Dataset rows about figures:
--- start ---
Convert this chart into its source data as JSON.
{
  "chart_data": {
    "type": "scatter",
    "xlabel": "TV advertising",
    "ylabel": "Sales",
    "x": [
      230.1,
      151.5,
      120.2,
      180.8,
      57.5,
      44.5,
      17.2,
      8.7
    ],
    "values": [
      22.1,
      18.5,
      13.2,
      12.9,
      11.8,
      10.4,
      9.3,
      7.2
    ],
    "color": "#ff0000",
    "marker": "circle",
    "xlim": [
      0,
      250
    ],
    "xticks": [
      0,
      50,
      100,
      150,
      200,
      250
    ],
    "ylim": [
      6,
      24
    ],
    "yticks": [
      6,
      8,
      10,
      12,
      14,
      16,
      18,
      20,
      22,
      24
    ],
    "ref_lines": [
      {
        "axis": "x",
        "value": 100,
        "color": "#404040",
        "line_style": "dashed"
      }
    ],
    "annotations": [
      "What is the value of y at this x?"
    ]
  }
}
--- end ---
* _Problem details_
Repeat the material from above exactly, word for word.

* _Solution to the problem_
Convert this chart into its source data as JSON.
{
  "chart_data": {
    "type": "scatter",
    "xlabel": "TV advertising",
    "ylabel": "Sales",
    "x": [
      230.1,
      151.5,
      120.2,
      180.8,
      57.5,
      44.5,
      17.2,
      8.7
    ],
    "values": [
      22.1,
      18.5,
      13.2,
      12.9,
      11.8,
      10.4,
      9.3,
      7.2
    ],
    "color": "#ff0000",
    "marker": "circle",
    "xlim": [
      0,
      250
    ],
    "xticks": [
      0,
      50,
      100,
      150,
      200,
      250
    ],
    "ylim": [
      6,
      24
    ],
    "yticks": [
      6,
      8,
      10,
      12,
      14,
      16,
      18,
      20,
      22,
      24
    ],
    "ref_lines": [
      {
        "axis": "x",
        "value": 100,
        "color": "#404040",
        "line_style": "dashed"
      }
    ],
    "annotations": [
      "What is the value of y at this x?"
    ]
  }
}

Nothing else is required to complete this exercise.